Collected data entries:

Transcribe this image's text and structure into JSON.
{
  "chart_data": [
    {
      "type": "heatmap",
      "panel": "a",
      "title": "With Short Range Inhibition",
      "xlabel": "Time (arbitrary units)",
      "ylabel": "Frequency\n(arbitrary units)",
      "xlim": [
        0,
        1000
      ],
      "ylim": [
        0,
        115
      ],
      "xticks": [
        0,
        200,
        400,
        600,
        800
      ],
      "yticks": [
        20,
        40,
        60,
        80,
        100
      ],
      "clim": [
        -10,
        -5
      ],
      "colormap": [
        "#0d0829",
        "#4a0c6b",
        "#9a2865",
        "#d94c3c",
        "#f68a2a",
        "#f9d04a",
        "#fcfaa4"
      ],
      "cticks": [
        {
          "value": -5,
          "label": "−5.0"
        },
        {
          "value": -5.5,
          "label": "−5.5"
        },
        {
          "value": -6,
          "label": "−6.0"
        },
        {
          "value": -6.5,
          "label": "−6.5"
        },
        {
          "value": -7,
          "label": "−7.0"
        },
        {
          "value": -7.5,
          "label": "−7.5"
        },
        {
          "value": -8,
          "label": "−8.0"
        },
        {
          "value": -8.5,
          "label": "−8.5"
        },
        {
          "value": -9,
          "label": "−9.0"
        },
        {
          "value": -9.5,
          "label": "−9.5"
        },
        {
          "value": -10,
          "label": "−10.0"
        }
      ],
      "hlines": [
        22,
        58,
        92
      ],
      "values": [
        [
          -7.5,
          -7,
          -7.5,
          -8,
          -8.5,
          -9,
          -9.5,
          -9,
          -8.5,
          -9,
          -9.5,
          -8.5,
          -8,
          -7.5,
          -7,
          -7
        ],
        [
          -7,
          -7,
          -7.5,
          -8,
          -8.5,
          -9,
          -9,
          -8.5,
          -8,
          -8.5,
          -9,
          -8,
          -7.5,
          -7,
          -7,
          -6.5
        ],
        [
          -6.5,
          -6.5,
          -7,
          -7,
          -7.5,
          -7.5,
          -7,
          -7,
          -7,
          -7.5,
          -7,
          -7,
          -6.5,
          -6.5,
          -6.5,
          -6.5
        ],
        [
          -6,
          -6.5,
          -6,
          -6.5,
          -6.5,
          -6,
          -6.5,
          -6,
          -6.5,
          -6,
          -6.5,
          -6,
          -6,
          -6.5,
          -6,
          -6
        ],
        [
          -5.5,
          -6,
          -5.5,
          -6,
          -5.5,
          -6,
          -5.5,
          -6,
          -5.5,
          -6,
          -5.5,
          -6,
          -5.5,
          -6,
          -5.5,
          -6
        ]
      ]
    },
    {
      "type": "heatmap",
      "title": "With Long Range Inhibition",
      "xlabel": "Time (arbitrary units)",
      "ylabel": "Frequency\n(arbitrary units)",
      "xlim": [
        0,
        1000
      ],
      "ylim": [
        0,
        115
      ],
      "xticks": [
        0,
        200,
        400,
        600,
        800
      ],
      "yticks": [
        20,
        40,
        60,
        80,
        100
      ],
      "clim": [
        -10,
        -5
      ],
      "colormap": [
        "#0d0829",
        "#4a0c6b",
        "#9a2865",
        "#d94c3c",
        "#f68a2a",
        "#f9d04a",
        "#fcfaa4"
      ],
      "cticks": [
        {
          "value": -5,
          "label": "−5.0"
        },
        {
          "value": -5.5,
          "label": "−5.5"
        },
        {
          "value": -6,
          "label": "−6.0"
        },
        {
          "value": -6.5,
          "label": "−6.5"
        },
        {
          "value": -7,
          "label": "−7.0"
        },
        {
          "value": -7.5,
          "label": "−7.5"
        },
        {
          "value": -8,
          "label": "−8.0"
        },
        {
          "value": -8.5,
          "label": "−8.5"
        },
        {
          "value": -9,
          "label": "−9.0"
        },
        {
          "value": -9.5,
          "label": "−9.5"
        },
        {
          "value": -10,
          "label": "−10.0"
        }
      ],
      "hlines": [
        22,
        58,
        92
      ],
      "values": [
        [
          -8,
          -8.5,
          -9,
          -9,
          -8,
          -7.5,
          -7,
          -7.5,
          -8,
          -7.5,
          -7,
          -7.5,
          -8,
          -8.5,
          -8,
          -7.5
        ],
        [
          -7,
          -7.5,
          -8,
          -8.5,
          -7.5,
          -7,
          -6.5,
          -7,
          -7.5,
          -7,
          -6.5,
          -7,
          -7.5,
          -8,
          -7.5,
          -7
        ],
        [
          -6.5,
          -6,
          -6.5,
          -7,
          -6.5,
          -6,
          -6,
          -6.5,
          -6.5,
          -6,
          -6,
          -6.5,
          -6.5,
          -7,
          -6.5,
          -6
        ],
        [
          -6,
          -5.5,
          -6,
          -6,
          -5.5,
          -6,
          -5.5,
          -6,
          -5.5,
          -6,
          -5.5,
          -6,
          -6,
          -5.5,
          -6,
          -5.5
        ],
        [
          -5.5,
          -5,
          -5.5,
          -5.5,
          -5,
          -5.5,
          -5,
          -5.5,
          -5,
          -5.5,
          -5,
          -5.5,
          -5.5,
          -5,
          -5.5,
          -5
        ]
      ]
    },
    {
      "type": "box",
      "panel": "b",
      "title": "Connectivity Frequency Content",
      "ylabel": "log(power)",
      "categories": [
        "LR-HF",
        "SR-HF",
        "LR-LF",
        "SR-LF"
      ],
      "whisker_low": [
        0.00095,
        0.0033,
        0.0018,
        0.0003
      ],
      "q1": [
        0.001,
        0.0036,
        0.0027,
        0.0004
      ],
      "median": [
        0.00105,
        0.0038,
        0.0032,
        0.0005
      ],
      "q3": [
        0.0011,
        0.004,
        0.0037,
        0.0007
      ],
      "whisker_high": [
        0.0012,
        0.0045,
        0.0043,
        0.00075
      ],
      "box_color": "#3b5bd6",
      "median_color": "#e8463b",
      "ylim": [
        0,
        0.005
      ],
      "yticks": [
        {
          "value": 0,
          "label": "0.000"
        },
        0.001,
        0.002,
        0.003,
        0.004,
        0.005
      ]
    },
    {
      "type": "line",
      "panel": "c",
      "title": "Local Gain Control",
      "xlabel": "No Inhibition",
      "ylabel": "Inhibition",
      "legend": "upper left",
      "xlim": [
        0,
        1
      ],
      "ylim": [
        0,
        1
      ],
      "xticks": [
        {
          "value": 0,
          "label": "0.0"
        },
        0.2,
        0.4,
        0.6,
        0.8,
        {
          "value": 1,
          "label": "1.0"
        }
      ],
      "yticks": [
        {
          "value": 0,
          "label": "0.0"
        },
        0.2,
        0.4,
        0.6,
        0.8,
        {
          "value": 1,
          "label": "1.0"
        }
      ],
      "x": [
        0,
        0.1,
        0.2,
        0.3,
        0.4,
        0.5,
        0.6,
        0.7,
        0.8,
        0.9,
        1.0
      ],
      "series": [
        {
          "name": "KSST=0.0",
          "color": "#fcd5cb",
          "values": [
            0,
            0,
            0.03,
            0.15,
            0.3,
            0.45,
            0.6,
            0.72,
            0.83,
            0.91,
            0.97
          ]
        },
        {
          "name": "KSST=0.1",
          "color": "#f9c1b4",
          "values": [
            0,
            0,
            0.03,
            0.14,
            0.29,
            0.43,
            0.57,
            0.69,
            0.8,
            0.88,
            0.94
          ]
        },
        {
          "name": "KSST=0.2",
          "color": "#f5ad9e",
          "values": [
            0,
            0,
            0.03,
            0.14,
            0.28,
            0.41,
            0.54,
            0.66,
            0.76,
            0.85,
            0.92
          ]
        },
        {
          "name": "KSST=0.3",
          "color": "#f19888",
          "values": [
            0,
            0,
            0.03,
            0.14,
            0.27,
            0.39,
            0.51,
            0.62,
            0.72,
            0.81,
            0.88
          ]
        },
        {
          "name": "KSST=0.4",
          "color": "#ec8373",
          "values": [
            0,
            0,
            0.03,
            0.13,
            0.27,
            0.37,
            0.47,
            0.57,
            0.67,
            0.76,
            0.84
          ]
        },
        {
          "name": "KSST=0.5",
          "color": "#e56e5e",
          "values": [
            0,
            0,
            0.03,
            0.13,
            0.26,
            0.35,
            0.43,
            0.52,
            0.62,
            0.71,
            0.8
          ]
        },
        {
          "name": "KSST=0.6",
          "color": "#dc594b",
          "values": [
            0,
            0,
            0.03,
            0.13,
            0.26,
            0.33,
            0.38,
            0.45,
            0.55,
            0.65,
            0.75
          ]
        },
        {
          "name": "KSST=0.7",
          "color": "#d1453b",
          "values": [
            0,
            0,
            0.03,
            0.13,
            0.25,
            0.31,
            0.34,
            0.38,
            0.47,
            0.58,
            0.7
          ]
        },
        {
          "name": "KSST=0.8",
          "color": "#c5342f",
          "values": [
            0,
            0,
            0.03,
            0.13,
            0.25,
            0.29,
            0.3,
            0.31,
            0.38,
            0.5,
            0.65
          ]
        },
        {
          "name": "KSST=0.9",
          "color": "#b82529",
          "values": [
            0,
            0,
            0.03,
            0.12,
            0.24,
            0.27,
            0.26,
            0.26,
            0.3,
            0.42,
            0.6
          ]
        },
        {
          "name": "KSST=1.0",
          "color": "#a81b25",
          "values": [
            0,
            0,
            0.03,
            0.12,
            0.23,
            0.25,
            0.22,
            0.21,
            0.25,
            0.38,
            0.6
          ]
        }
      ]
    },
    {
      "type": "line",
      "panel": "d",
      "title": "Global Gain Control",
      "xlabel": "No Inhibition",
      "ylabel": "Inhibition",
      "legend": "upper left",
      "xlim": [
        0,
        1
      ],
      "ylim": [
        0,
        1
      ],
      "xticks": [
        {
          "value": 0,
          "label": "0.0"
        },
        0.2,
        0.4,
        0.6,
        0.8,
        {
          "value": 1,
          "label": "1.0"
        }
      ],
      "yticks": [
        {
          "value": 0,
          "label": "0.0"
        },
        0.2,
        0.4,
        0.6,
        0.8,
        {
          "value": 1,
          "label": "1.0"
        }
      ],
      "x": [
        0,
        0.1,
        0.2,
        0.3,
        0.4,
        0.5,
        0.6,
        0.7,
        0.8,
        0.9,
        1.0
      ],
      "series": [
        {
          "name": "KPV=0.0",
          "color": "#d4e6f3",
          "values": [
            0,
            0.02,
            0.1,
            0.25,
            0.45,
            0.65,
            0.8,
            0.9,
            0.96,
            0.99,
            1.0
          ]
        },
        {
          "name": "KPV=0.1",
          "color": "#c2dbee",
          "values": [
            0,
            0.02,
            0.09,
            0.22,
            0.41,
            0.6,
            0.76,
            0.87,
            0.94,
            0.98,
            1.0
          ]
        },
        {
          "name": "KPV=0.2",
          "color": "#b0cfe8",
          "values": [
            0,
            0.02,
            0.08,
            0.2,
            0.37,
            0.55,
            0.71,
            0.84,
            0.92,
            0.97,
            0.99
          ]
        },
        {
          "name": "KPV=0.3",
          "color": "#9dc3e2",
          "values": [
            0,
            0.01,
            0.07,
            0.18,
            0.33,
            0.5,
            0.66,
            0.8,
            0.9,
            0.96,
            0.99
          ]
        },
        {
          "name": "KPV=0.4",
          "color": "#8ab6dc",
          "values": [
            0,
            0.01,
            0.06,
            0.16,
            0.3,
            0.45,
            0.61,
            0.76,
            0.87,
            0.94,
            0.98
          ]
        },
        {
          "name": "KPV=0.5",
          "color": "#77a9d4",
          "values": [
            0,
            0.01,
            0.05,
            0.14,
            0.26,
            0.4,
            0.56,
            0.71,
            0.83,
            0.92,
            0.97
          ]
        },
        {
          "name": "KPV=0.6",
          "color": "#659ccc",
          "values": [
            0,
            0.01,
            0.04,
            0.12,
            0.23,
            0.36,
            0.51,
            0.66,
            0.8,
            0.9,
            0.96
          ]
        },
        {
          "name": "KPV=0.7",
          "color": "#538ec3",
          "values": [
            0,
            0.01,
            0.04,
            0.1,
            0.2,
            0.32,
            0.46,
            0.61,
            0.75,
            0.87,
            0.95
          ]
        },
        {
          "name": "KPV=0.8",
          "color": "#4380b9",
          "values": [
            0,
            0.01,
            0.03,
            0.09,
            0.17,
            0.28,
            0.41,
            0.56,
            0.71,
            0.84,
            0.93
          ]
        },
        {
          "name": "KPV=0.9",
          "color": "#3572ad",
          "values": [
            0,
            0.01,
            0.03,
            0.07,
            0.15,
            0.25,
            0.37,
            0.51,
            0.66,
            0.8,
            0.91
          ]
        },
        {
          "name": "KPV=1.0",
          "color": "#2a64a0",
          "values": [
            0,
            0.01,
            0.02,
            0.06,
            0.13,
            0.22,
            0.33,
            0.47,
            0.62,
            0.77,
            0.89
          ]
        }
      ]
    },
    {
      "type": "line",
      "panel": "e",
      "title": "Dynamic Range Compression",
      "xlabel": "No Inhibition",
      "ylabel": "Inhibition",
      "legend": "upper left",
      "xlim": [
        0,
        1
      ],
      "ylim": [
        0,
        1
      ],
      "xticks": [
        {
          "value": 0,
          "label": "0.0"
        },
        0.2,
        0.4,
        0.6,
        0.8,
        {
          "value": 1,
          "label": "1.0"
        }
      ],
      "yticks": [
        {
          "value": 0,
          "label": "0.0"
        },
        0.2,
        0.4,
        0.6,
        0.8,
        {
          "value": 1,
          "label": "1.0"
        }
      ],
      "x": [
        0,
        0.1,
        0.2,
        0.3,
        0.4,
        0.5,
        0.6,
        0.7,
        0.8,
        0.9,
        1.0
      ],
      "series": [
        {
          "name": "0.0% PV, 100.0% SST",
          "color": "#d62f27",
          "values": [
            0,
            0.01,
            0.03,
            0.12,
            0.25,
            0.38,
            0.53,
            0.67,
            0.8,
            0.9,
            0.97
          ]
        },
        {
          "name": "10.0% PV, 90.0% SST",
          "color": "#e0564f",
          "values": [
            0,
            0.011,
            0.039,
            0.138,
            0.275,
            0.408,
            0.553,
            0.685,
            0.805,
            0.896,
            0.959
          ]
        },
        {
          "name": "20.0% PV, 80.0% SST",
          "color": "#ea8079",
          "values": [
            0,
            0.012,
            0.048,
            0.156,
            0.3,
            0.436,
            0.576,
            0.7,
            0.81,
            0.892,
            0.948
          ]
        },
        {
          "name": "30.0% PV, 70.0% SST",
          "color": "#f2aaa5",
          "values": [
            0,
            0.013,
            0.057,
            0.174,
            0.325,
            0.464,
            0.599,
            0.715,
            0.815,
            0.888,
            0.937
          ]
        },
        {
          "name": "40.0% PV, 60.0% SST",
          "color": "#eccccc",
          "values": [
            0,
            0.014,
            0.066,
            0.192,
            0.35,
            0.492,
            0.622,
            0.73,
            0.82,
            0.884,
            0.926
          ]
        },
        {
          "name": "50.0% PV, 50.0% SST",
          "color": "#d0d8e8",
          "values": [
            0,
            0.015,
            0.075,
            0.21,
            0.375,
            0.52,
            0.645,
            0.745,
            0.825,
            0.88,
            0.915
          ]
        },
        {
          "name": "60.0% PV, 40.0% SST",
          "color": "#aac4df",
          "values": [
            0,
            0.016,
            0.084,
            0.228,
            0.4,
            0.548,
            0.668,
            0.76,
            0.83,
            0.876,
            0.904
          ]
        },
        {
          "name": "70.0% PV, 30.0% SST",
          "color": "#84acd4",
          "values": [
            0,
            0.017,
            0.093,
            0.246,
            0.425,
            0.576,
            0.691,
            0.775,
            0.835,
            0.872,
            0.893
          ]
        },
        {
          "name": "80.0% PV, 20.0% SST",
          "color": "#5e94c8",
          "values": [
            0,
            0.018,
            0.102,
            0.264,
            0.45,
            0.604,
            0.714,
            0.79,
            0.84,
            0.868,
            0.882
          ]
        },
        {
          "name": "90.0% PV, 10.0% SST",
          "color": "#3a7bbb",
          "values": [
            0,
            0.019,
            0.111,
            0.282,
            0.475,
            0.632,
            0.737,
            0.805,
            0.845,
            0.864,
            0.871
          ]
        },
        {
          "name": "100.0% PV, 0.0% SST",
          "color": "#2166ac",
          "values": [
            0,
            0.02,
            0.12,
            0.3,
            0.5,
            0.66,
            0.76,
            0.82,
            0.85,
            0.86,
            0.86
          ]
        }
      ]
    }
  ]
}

Written exercise:
Reply with the number of lines in the preceding entries that contain "panel", and no other words.

Correct result:
5